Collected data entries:
-=-=-=-=-
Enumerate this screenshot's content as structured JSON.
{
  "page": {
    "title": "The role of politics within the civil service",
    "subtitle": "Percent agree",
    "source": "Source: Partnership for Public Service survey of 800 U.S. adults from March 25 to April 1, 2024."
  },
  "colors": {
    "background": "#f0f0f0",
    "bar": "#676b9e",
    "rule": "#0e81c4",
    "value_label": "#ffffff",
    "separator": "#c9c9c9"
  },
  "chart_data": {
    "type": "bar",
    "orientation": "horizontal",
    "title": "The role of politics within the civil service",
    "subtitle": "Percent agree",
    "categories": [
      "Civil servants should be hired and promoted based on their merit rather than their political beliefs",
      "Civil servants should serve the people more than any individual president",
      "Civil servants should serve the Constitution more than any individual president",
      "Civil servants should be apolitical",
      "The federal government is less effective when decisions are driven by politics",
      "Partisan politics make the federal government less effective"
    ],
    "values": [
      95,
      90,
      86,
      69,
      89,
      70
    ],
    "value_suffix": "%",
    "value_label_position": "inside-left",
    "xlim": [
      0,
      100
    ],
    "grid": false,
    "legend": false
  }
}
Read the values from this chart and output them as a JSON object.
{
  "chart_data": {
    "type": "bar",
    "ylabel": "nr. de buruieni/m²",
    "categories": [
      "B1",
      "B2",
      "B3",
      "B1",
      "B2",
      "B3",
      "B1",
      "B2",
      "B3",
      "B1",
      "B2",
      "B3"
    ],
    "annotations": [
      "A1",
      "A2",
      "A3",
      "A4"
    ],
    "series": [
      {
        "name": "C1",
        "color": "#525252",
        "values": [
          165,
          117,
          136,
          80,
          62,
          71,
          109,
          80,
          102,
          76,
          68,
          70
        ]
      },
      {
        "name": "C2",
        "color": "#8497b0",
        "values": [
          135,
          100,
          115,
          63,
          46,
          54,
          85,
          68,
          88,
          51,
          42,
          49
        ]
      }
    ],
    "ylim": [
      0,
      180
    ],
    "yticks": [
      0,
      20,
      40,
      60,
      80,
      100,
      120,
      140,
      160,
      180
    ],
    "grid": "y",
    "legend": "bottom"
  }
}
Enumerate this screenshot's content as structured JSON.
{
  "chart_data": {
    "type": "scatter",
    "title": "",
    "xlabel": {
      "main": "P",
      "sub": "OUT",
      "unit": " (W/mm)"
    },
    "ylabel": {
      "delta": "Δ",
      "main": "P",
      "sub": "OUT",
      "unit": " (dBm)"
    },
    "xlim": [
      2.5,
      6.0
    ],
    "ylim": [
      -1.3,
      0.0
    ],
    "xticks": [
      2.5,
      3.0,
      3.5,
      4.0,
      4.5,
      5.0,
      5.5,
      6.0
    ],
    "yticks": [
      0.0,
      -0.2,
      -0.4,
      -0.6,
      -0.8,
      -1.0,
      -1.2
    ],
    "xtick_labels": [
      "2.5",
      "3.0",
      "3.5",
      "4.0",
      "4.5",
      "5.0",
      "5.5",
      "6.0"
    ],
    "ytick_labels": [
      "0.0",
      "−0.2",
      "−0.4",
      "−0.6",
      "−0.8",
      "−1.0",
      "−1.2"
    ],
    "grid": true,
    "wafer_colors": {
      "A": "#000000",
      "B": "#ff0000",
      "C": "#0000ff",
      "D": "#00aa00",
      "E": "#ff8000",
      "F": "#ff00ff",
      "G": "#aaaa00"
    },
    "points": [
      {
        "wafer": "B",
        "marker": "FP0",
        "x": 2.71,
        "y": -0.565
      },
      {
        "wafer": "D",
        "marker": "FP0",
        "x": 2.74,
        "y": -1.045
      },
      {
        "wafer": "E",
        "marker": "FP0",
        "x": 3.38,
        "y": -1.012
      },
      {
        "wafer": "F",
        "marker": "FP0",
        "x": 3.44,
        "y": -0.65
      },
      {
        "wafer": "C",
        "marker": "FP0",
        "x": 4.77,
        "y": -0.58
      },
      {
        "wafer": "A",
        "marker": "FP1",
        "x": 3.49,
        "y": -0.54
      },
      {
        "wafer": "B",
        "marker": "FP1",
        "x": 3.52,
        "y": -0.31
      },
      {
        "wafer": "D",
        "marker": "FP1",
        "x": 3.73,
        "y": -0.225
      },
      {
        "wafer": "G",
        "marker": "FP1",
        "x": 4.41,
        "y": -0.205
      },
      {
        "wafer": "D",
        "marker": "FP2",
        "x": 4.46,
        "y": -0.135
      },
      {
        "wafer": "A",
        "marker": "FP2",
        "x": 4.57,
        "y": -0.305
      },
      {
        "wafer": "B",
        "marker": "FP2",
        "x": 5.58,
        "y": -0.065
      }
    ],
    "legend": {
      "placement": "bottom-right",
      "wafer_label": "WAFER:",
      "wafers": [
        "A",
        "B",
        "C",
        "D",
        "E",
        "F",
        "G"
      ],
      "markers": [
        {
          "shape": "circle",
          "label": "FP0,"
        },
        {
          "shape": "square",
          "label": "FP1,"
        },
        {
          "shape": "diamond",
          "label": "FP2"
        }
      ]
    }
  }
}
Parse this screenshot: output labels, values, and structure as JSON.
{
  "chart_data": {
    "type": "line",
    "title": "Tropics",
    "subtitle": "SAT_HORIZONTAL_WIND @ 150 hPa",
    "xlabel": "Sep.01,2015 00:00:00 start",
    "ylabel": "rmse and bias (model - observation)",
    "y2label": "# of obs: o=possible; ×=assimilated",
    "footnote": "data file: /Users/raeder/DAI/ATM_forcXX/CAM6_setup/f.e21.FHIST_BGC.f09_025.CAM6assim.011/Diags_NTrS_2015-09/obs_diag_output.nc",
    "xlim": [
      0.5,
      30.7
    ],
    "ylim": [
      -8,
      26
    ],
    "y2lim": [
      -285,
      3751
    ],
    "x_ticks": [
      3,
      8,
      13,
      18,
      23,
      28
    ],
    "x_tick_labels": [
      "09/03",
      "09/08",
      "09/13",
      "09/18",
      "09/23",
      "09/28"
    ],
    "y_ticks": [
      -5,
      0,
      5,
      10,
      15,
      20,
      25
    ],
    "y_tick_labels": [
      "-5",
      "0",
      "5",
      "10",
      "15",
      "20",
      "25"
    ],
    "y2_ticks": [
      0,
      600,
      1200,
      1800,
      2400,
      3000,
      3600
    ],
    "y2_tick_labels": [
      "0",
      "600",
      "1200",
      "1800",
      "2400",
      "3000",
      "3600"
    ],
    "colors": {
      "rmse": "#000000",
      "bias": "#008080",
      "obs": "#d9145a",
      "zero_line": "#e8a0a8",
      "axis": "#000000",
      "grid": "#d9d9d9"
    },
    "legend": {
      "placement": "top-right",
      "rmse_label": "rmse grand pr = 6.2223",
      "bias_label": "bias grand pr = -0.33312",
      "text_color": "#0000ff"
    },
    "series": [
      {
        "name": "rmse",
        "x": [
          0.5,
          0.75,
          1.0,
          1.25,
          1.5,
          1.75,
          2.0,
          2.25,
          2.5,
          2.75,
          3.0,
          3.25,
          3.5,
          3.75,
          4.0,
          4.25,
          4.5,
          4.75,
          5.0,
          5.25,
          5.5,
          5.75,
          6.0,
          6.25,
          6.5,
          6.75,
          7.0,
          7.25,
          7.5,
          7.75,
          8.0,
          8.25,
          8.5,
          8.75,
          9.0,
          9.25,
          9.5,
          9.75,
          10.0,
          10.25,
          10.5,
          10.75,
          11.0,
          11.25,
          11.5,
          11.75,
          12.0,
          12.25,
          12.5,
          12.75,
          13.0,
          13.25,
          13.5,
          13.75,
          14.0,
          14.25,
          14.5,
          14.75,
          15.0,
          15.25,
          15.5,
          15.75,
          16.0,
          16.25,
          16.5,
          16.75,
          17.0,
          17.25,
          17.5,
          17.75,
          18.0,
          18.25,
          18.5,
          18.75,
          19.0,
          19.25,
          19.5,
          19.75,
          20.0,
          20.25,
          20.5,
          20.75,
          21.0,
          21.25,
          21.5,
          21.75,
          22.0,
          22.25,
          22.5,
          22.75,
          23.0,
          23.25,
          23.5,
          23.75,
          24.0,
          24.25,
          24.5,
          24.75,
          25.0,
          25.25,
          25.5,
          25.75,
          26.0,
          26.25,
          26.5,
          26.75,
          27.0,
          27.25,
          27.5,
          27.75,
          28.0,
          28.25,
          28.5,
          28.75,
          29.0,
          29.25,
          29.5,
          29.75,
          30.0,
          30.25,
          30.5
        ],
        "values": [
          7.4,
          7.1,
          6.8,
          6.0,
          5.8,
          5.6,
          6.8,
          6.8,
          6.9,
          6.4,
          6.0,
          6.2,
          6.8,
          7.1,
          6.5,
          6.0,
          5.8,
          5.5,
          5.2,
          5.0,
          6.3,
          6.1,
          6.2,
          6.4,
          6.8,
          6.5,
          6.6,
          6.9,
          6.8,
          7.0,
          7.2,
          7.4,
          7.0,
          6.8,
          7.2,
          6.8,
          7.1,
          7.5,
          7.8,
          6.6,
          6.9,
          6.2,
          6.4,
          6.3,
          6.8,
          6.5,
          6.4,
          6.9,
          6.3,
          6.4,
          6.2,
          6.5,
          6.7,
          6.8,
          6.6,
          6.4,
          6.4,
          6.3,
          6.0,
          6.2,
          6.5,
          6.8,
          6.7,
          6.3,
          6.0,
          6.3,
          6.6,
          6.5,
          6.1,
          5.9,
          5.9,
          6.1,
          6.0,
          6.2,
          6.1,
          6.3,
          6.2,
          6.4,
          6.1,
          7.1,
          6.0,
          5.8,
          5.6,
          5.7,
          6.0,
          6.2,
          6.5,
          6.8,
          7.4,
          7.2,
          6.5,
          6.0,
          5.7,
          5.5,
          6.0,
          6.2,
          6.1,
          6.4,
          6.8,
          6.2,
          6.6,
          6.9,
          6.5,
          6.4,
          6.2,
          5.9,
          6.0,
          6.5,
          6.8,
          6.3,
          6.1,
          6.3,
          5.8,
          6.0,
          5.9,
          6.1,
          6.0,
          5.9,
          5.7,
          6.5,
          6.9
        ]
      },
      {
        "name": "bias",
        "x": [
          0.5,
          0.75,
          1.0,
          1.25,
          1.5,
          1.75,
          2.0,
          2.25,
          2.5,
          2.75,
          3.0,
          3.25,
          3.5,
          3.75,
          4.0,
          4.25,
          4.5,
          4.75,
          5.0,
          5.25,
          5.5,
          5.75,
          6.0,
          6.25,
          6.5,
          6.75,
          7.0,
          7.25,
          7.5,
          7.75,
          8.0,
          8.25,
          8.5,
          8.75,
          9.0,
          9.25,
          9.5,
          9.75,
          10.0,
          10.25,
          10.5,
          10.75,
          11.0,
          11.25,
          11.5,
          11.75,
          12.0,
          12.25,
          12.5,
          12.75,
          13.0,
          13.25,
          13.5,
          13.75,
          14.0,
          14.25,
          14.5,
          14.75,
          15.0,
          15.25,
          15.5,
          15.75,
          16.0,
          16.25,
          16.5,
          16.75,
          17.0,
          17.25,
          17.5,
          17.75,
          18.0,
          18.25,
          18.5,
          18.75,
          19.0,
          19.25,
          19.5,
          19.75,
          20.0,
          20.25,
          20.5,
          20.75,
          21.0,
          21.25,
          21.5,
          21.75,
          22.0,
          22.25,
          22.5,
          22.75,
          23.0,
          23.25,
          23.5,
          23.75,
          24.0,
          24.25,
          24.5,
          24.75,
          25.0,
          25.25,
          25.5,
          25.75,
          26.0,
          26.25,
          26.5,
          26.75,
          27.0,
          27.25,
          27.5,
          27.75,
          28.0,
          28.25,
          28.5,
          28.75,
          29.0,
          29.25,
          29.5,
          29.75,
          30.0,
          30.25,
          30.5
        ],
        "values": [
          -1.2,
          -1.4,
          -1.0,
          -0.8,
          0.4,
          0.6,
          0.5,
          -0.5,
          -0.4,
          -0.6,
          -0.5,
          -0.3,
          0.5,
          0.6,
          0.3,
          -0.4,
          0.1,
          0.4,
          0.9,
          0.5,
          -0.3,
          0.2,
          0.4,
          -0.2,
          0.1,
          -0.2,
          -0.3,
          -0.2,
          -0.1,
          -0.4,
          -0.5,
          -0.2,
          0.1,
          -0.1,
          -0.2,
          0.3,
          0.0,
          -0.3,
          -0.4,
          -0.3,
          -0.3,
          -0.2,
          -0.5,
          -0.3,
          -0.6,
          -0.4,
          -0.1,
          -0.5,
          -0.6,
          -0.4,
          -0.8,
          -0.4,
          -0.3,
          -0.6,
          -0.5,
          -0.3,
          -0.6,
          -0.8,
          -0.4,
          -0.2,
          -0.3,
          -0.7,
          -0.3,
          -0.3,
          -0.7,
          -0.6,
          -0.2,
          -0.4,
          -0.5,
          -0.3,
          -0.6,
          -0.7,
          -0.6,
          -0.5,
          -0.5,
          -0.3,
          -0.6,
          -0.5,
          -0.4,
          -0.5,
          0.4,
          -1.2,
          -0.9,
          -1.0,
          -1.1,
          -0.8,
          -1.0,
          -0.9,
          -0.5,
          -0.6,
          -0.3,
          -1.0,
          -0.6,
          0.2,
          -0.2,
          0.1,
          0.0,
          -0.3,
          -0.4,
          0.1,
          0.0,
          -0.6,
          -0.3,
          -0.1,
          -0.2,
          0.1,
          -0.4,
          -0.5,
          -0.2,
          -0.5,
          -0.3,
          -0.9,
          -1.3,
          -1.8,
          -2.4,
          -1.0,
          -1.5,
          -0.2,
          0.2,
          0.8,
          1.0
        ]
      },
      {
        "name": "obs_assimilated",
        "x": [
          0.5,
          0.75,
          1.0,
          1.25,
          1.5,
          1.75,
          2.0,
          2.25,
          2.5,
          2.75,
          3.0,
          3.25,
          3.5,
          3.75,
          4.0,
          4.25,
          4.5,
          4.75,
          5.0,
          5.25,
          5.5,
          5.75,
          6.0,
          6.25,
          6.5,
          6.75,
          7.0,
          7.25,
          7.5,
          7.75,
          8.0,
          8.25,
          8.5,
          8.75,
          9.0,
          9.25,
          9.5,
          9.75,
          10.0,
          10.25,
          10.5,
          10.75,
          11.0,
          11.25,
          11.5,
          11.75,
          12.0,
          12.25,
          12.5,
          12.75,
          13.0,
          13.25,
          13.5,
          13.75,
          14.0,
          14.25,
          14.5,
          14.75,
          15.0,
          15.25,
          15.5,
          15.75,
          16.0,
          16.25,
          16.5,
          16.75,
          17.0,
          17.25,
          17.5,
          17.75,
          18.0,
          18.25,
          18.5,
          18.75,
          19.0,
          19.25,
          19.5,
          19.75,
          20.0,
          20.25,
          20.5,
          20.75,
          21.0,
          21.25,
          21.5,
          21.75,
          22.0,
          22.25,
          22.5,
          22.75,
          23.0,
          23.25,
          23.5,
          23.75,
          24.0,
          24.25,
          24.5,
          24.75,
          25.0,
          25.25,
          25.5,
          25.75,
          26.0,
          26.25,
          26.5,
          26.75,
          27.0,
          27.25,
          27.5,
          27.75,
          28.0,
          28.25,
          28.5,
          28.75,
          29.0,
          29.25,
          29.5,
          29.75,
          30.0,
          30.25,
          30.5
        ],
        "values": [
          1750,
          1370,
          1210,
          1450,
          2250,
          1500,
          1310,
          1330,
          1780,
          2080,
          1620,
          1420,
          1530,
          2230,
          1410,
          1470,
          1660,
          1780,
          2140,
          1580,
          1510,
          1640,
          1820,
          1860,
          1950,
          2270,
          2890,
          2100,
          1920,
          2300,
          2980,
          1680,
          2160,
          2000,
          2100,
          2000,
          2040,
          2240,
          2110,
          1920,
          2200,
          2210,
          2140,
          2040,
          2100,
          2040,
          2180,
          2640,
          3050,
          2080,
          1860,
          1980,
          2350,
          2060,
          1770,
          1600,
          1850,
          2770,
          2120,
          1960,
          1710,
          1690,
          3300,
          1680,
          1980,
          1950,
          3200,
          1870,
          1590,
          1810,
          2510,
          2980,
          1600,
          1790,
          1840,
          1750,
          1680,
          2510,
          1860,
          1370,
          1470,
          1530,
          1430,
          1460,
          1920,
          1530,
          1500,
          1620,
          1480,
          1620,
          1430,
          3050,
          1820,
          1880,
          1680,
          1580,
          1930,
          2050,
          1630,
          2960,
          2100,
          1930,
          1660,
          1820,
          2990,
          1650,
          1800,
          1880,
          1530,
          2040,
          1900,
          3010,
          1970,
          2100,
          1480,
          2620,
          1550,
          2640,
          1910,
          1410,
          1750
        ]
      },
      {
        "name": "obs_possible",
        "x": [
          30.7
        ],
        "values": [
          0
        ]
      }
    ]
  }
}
-=-=-=-=-
Filter the records above for "legend" and copy every matching line.

    "legend": false
    "legend": "bottom"
    "legend": {
    "legend": {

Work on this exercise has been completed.